Task to carry out:
Below are some records; retype all of them exactly.

Data excerpts:
-- -- --

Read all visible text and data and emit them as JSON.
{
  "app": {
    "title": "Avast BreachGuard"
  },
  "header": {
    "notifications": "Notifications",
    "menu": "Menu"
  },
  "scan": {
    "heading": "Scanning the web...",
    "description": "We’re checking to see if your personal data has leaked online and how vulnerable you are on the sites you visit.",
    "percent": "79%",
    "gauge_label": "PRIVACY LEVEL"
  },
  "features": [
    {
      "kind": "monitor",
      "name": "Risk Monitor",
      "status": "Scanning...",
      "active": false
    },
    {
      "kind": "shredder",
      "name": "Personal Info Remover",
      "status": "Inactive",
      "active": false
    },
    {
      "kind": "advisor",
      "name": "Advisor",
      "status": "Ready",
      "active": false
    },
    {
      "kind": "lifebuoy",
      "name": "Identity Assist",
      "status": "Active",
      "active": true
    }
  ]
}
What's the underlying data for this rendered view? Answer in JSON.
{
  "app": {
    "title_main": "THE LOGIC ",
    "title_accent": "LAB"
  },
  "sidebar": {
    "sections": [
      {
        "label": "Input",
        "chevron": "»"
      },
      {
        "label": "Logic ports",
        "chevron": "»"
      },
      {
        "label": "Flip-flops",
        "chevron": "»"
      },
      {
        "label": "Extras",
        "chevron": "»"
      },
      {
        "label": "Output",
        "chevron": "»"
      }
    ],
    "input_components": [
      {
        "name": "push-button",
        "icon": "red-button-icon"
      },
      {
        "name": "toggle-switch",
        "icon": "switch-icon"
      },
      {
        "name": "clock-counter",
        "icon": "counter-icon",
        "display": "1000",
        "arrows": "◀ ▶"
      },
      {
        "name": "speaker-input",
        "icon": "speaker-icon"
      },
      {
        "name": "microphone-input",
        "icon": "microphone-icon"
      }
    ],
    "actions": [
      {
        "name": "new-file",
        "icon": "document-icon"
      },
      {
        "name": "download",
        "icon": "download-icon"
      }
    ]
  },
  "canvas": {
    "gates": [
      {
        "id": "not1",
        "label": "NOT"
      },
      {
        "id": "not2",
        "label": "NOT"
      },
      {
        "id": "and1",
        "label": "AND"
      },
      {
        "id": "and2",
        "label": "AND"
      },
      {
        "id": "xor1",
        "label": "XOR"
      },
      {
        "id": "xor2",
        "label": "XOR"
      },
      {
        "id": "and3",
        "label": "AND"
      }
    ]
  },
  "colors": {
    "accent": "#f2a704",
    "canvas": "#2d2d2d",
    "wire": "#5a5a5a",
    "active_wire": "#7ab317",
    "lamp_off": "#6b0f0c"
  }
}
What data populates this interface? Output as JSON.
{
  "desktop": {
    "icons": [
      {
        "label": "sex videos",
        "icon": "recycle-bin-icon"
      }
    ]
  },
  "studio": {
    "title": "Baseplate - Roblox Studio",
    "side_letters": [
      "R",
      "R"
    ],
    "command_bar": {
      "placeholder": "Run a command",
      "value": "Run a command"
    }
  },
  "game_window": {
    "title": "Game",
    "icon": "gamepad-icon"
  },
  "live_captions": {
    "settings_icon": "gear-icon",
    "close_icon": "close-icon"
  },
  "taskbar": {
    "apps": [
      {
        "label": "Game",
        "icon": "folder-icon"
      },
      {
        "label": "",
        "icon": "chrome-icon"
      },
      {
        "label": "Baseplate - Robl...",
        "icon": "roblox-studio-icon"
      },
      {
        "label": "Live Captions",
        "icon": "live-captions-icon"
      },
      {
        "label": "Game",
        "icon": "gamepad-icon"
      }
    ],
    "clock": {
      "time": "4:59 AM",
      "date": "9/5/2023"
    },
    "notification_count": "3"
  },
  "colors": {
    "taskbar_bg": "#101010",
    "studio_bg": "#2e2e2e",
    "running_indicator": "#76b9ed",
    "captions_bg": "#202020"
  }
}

-- -- --

Answer for the task:
Read all visible text and data and emit them as JSON.
{
  "app": {
    "title": "Avast BreachGuard"
  },
  "header": {
    "notifications": "Notifications",
    "menu": "Menu"
  },
  "scan": {
    "heading": "Scanning the web...",
    "description": "We’re checking to see if your personal data has leaked online and how vulnerable you are on the sites you visit.",
    "percent": "79%",
    "gauge_label": "PRIVACY LEVEL"
  },
  "features": [
    {
      "kind": "monitor",
      "name": "Risk Monitor",
      "status": "Scanning...",
      "active": false
    },
    {
      "kind": "shredder",
      "name": "Personal Info Remover",
      "status": "Inactive",
      "active": false
    },
    {
      "kind": "advisor",
      "name": "Advisor",
      "status": "Ready",
      "active": false
    },
    {
      "kind": "lifebuoy",
      "name": "Identity Assist",
      "status": "Active",
      "active": true
    }
  ]
}
What's the underlying data for this rendered view? Answer in JSON.
{
  "app": {
    "title_main": "THE LOGIC ",
    "title_accent": "LAB"
  },
  "sidebar": {
    "sections": [
      {
        "label": "Input",
        "chevron": "»"
      },
      {
        "label": "Logic ports",
        "chevron": "»"
      },
      {
        "label": "Flip-flops",
        "chevron": "»"
      },
      {
        "label": "Extras",
        "chevron": "»"
      },
      {
        "label": "Output",
        "chevron": "»"
      }
    ],
    "input_components": [
      {
        "name": "push-button",
        "icon": "red-button-icon"
      },
      {
        "name": "toggle-switch",
        "icon": "switch-icon"
      },
      {
        "name": "clock-counter",
        "icon": "counter-icon",
        "display": "1000",
        "arrows": "◀ ▶"
      },
      {
        "name": "speaker-input",
        "icon": "speaker-icon"
      },
      {
        "name": "microphone-input",
        "icon": "microphone-icon"
      }
    ],
    "actions": [
      {
        "name": "new-file",
        "icon": "document-icon"
      },
      {
        "name": "download",
        "icon": "download-icon"
      }
    ]
  },
  "canvas": {
    "gates": [
      {
        "id": "not1",
        "label": "NOT"
      },
      {
        "id": "not2",
        "label": "NOT"
      },
      {
        "id": "and1",
        "label": "AND"
      },
      {
        "id": "and2",
        "label": "AND"
      },
      {
        "id": "xor1",
        "label": "XOR"
      },
      {
        "id": "xor2",
        "label": "XOR"
      },
      {
        "id": "and3",
        "label": "AND"
      }
    ]
  },
  "colors": {
    "accent": "#f2a704",
    "canvas": "#2d2d2d",
    "wire": "#5a5a5a",
    "active_wire": "#7ab317",
    "lamp_off": "#6b0f0c"
  }
}
What data populates this interface? Output as JSON.
{
  "desktop": {
    "icons": [
      {
        "label": "sex videos",
        "icon": "recycle-bin-icon"
      }
    ]
  },
  "studio": {
    "title": "Baseplate - Roblox Studio",
    "side_letters": [
      "R",
      "R"
    ],
    "command_bar": {
      "placeholder": "Run a command",
      "value": "Run a command"
    }
  },
  "game_window": {
    "title": "Game",
    "icon": "gamepad-icon"
  },
  "live_captions": {
    "settings_icon": "gear-icon",
    "close_icon": "close-icon"
  },
  "taskbar": {
    "apps": [
      {
        "label": "Game",
        "icon": "folder-icon"
      },
      {
        "label": "",
        "icon": "chrome-icon"
      },
      {
        "label": "Baseplate - Robl...",
        "icon": "roblox-studio-icon"
      },
      {
        "label": "Live Captions",
        "icon": "live-captions-icon"
      },
      {
        "label": "Game",
        "icon": "gamepad-icon"
      }
    ],
    "clock": {
      "time": "4:59 AM",
      "date": "9/5/2023"
    },
    "notification_count": "3"
  },
  "colors": {
    "taskbar_bg": "#101010",
    "studio_bg": "#2e2e2e",
    "running_indicator": "#76b9ed",
    "captions_bg": "#202020"
  }
}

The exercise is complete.